* _Data for the task_
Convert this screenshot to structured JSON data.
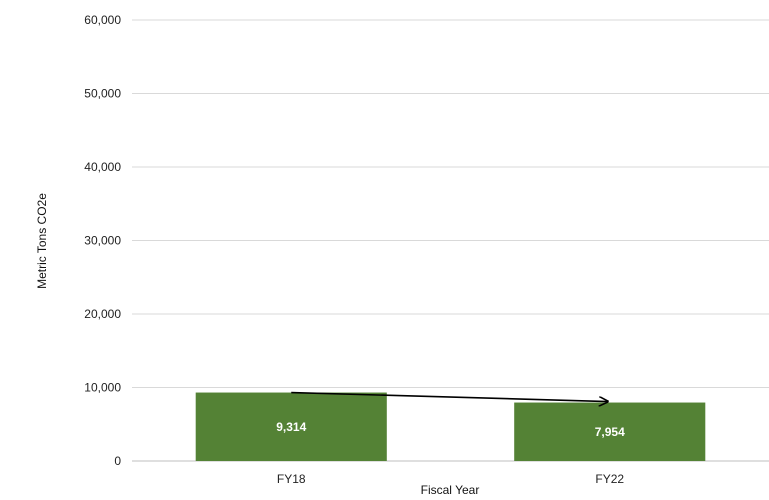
{
  "chart_data": {
    "type": "bar",
    "title": "",
    "xlabel": "Fiscal Year",
    "ylabel": "Metric Tons CO2e",
    "categories": [
      "FY18",
      "FY22"
    ],
    "values": [
      9314,
      7954
    ],
    "value_labels": [
      "9,314",
      "7,954"
    ],
    "ylim": [
      0,
      60000
    ],
    "yticks": [
      0,
      10000,
      20000,
      30000,
      40000,
      50000,
      60000
    ],
    "ytick_labels": [
      "0",
      "10,000",
      "20,000",
      "30,000",
      "40,000",
      "50,000",
      "60,000"
    ],
    "grid": true,
    "legend": "none",
    "annotations": [
      {
        "type": "trend-arrow",
        "from": "FY18",
        "to": "FY22"
      }
    ]
  },
  "colors": {
    "bar": "#548235",
    "bar_label": "#ffffff",
    "gridline": "#d9d9d9",
    "arrow": "#000000"
  }
}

* _Exercise objective_
Go through the entries above and output them exactly, without pictures.

* _Task solution_
Convert this screenshot to structured JSON data.
{
  "chart_data": {
    "type": "bar",
    "title": "",
    "xlabel": "Fiscal Year",
    "ylabel": "Metric Tons CO2e",
    "categories": [
      "FY18",
      "FY22"
    ],
    "values": [
      9314,
      7954
    ],
    "value_labels": [
      "9,314",
      "7,954"
    ],
    "ylim": [
      0,
      60000
    ],
    "yticks": [
      0,
      10000,
      20000,
      30000,
      40000,
      50000,
      60000
    ],
    "ytick_labels": [
      "0",
      "10,000",
      "20,000",
      "30,000",
      "40,000",
      "50,000",
      "60,000"
    ],
    "grid": true,
    "legend": "none",
    "annotations": [
      {
        "type": "trend-arrow",
        "from": "FY18",
        "to": "FY22"
      }
    ]
  },
  "colors": {
    "bar": "#548235",
    "bar_label": "#ffffff",
    "gridline": "#d9d9d9",
    "arrow": "#000000"
  }
}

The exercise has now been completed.